++++ EXCERPTED DATA ++++

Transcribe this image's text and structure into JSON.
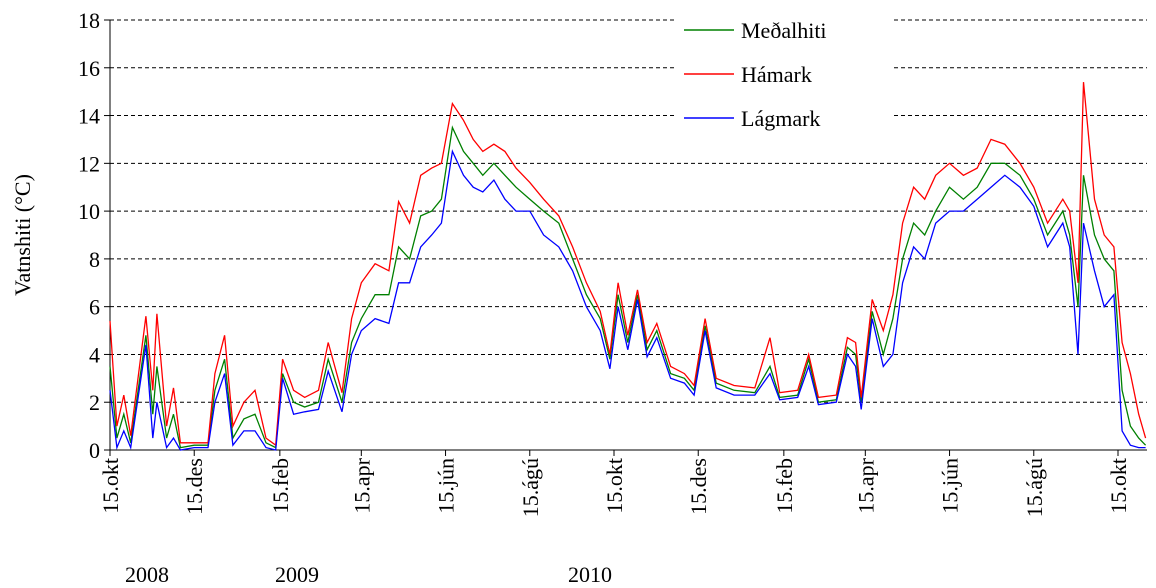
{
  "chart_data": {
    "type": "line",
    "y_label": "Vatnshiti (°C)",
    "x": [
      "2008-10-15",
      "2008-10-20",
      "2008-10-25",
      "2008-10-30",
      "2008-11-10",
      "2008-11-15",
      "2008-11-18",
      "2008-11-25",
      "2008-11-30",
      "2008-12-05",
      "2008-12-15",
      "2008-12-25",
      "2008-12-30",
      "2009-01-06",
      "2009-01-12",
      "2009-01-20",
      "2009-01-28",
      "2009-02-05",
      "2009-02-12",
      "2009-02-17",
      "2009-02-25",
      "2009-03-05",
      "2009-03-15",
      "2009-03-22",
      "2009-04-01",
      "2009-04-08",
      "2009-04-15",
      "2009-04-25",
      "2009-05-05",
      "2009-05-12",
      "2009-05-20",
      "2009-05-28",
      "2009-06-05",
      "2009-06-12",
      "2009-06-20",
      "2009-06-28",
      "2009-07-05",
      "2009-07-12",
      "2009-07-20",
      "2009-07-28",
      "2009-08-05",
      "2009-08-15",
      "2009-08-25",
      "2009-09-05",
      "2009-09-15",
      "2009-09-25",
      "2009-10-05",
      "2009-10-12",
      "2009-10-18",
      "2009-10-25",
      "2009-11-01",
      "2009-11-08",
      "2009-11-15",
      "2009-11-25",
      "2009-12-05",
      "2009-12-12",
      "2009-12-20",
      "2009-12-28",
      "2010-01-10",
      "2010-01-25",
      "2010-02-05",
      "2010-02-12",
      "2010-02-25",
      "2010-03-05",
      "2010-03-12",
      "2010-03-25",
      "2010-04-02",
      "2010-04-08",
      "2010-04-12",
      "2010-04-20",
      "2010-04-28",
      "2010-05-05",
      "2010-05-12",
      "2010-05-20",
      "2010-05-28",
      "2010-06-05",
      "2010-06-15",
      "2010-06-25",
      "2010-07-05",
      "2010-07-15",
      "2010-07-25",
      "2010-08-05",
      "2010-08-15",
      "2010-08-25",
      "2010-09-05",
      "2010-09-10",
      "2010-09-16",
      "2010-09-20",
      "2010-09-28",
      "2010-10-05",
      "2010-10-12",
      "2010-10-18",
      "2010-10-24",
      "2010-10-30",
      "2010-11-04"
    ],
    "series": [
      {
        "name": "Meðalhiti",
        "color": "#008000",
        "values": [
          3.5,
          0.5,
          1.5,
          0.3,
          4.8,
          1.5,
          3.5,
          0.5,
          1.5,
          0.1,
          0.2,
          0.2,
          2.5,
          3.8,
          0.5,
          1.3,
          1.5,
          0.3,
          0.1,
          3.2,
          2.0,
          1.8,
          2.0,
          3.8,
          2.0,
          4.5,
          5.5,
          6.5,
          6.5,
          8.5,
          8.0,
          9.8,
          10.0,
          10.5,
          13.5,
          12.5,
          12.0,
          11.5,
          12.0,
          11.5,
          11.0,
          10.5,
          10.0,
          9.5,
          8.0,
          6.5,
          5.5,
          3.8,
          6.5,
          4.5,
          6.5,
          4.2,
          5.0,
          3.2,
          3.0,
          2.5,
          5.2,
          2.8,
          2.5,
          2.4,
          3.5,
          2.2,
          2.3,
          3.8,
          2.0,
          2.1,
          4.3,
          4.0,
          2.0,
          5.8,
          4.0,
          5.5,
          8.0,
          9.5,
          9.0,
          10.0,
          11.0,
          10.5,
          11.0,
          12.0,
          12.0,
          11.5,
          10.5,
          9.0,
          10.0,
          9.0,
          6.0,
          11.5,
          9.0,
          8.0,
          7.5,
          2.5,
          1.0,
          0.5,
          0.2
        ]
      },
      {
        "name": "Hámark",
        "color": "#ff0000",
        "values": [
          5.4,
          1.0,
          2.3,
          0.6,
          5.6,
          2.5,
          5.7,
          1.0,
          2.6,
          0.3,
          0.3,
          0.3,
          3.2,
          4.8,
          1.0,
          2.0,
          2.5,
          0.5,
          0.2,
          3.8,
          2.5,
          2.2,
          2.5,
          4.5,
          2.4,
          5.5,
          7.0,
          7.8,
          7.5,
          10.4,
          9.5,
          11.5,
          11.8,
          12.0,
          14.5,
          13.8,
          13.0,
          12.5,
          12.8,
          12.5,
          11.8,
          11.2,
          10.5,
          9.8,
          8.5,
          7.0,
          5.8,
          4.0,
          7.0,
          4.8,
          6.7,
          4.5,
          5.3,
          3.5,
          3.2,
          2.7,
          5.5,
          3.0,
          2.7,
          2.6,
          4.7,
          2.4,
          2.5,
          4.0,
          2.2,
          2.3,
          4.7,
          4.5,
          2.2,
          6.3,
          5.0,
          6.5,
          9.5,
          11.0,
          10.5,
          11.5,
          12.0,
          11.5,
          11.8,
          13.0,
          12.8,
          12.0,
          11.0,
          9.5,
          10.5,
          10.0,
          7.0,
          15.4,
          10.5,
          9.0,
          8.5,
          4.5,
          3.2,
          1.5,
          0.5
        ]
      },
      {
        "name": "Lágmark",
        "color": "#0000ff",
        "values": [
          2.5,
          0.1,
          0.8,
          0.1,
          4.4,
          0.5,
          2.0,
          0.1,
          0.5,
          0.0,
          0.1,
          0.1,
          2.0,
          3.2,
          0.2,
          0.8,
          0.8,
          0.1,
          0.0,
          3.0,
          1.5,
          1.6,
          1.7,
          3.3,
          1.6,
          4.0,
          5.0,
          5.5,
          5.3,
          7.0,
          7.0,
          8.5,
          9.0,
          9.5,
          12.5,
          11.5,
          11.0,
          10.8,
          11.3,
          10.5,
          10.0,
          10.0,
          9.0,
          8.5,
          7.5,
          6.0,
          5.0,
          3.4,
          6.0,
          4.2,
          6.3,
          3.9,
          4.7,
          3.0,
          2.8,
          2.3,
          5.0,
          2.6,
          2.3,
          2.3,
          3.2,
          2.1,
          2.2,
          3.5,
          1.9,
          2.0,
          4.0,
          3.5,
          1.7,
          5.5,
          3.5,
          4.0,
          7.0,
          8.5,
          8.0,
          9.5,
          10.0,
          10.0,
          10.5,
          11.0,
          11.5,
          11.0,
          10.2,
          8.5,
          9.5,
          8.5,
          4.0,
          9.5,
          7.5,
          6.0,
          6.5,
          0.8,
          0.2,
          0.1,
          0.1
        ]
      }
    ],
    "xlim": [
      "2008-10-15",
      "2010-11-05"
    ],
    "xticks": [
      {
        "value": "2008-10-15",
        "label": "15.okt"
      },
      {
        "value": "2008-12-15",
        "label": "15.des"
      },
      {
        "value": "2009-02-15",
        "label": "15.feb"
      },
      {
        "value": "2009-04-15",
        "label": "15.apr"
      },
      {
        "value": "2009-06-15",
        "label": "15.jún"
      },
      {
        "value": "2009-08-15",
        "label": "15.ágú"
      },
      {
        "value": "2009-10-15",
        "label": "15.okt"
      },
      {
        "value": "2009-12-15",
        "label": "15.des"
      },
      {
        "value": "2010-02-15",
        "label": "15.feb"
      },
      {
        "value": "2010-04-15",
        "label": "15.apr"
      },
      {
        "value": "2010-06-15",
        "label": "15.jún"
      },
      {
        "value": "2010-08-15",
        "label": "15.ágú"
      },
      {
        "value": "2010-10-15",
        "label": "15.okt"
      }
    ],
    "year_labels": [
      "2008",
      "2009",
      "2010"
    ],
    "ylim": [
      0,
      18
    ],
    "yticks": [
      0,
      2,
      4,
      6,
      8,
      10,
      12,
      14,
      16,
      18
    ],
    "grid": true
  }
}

++++

**SET PROBLEM**
Read the data above. Pull out each line in which the string "color" appears.

**SOLVED EXERCISE**
        "color": "#008000",
        "color": "#ff0000",
        "color": "#0000ff",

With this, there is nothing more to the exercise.